**** EXERCISE INPUT ****
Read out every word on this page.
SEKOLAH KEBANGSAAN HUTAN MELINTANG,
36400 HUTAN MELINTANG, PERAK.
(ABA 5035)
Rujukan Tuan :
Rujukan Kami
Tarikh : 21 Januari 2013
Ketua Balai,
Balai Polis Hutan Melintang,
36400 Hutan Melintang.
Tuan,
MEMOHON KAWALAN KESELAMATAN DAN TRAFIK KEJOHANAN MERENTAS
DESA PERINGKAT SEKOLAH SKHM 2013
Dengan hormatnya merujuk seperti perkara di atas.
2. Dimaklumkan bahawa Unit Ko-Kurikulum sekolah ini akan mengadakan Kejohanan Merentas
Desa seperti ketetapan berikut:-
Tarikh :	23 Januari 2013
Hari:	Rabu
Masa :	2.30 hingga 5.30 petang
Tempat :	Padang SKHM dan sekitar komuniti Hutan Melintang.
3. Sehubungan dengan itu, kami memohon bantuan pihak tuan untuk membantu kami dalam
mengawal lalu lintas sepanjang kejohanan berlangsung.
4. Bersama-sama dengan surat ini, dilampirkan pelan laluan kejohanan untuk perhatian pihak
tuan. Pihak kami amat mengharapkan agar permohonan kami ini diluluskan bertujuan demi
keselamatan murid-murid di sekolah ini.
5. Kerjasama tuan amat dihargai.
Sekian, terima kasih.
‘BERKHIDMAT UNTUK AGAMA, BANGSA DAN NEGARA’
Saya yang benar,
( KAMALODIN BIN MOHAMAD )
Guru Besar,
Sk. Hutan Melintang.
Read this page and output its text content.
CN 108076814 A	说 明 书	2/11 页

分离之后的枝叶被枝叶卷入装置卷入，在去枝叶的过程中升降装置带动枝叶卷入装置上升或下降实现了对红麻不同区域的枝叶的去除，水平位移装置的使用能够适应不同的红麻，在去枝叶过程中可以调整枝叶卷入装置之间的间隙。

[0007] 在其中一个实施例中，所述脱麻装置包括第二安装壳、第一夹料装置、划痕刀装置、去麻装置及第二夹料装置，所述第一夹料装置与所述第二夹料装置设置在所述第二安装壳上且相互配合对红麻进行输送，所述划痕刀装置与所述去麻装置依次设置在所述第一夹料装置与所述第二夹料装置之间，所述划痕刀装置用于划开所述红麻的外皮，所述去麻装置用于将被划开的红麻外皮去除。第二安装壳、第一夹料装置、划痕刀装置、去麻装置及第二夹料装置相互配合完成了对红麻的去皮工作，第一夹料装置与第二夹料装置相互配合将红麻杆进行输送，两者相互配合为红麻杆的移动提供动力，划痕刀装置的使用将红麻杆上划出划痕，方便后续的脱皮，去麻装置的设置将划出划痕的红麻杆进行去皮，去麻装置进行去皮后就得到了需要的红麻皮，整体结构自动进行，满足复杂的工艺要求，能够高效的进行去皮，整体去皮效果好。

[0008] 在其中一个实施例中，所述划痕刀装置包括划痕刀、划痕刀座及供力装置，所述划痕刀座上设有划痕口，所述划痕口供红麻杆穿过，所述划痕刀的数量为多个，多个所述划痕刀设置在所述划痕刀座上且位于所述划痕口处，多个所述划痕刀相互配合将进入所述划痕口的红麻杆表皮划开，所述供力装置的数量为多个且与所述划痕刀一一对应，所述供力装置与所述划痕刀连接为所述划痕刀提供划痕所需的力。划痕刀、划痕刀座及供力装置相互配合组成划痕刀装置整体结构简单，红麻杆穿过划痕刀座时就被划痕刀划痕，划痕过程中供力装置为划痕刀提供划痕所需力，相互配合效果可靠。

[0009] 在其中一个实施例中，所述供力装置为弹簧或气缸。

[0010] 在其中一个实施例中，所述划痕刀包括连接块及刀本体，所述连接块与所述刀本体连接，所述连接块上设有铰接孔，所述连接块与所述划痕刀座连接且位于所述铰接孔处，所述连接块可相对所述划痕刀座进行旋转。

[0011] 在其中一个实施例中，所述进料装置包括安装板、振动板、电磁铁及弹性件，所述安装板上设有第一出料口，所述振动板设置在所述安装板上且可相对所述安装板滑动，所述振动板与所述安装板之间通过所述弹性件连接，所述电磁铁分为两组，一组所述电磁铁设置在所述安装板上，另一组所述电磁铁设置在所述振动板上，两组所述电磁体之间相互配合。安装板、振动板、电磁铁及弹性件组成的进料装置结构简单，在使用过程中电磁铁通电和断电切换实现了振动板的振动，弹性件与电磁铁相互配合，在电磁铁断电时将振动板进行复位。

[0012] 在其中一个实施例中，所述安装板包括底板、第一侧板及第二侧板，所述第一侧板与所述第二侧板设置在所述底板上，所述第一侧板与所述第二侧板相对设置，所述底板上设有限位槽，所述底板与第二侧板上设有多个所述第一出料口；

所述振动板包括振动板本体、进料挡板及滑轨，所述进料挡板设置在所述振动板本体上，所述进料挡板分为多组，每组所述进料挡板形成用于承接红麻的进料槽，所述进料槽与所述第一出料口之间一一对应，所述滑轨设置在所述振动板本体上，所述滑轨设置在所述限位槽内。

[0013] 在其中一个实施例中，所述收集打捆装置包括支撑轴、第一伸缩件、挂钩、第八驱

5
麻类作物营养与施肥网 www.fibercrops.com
****
§ **TASK PROMPT**
Nothing should be left out: return all of the records exactly.

§ **REPLY TO THE EXERCISE**
Read out every word on this page.
SEKOLAH KEBANGSAAN HUTAN MELINTANG,
36400 HUTAN MELINTANG, PERAK.
(ABA 5035)
Rujukan Tuan :
Rujukan Kami
Tarikh : 21 Januari 2013
Ketua Balai,
Balai Polis Hutan Melintang,
36400 Hutan Melintang.
Tuan,
MEMOHON KAWALAN KESELAMATAN DAN TRAFIK KEJOHANAN MERENTAS
DESA PERINGKAT SEKOLAH SKHM 2013
Dengan hormatnya merujuk seperti perkara di atas.
2. Dimaklumkan bahawa Unit Ko-Kurikulum sekolah ini akan mengadakan Kejohanan Merentas
Desa seperti ketetapan berikut:-
Tarikh :	23 Januari 2013
Hari:	Rabu
Masa :	2.30 hingga 5.30 petang
Tempat :	Padang SKHM dan sekitar komuniti Hutan Melintang.
3. Sehubungan dengan itu, kami memohon bantuan pihak tuan untuk membantu kami dalam
mengawal lalu lintas sepanjang kejohanan berlangsung.
4. Bersama-sama dengan surat ini, dilampirkan pelan laluan kejohanan untuk perhatian pihak
tuan. Pihak kami amat mengharapkan agar permohonan kami ini diluluskan bertujuan demi
keselamatan murid-murid di sekolah ini.
5. Kerjasama tuan amat dihargai.
Sekian, terima kasih.
‘BERKHIDMAT UNTUK AGAMA, BANGSA DAN NEGARA’
Saya yang benar,
( KAMALODIN BIN MOHAMAD )
Guru Besar,
Sk. Hutan Melintang.
Read this page and output its text content.
CN 108076814 A	说 明 书	2/11 页

分离之后的枝叶被枝叶卷入装置卷入，在去枝叶的过程中升降装置带动枝叶卷入装置上升或下降实现了对红麻不同区域的枝叶的去除，水平位移装置的使用能够适应不同的红麻，在去枝叶过程中可以调整枝叶卷入装置之间的间隙。

[0007] 在其中一个实施例中，所述脱麻装置包括第二安装壳、第一夹料装置、划痕刀装置、去麻装置及第二夹料装置，所述第一夹料装置与所述第二夹料装置设置在所述第二安装壳上且相互配合对红麻进行输送，所述划痕刀装置与所述去麻装置依次设置在所述第一夹料装置与所述第二夹料装置之间，所述划痕刀装置用于划开所述红麻的外皮，所述去麻装置用于将被划开的红麻外皮去除。第二安装壳、第一夹料装置、划痕刀装置、去麻装置及第二夹料装置相互配合完成了对红麻的去皮工作，第一夹料装置与第二夹料装置相互配合将红麻杆进行输送，两者相互配合为红麻杆的移动提供动力，划痕刀装置的使用将红麻杆上划出划痕，方便后续的脱皮，去麻装置的设置将划出划痕的红麻杆进行去皮，去麻装置进行去皮后就得到了需要的红麻皮，整体结构自动进行，满足复杂的工艺要求，能够高效的进行去皮，整体去皮效果好。

[0008] 在其中一个实施例中，所述划痕刀装置包括划痕刀、划痕刀座及供力装置，所述划痕刀座上设有划痕口，所述划痕口供红麻杆穿过，所述划痕刀的数量为多个，多个所述划痕刀设置在所述划痕刀座上且位于所述划痕口处，多个所述划痕刀相互配合将进入所述划痕口的红麻杆表皮划开，所述供力装置的数量为多个且与所述划痕刀一一对应，所述供力装置与所述划痕刀连接为所述划痕刀提供划痕所需的力。划痕刀、划痕刀座及供力装置相互配合组成划痕刀装置整体结构简单，红麻杆穿过划痕刀座时就被划痕刀划痕，划痕过程中供力装置为划痕刀提供划痕所需力，相互配合效果可靠。

[0009] 在其中一个实施例中，所述供力装置为弹簧或气缸。

[0010] 在其中一个实施例中，所述划痕刀包括连接块及刀本体，所述连接块与所述刀本体连接，所述连接块上设有铰接孔，所述连接块与所述划痕刀座连接且位于所述铰接孔处，所述连接块可相对所述划痕刀座进行旋转。

[0011] 在其中一个实施例中，所述进料装置包括安装板、振动板、电磁铁及弹性件，所述安装板上设有第一出料口，所述振动板设置在所述安装板上且可相对所述安装板滑动，所述振动板与所述安装板之间通过所述弹性件连接，所述电磁铁分为两组，一组所述电磁铁设置在所述安装板上，另一组所述电磁铁设置在所述振动板上，两组所述电磁体之间相互配合。安装板、振动板、电磁铁及弹性件组成的进料装置结构简单，在使用过程中电磁铁通电和断电切换实现了振动板的振动，弹性件与电磁铁相互配合，在电磁铁断电时将振动板进行复位。

[0012] 在其中一个实施例中，所述安装板包括底板、第一侧板及第二侧板，所述第一侧板与所述第二侧板设置在所述底板上，所述第一侧板与所述第二侧板相对设置，所述底板上设有限位槽，所述底板与第二侧板上设有多个所述第一出料口；

所述振动板包括振动板本体、进料挡板及滑轨，所述进料挡板设置在所述振动板本体上，所述进料挡板分为多组，每组所述进料挡板形成用于承接红麻的进料槽，所述进料槽与所述第一出料口之间一一对应，所述滑轨设置在所述振动板本体上，所述滑轨设置在所述限位槽内。

[0013] 在其中一个实施例中，所述收集打捆装置包括支撑轴、第一伸缩件、挂钩、第八驱

5
麻类作物营养与施肥网 www.fibercrops.com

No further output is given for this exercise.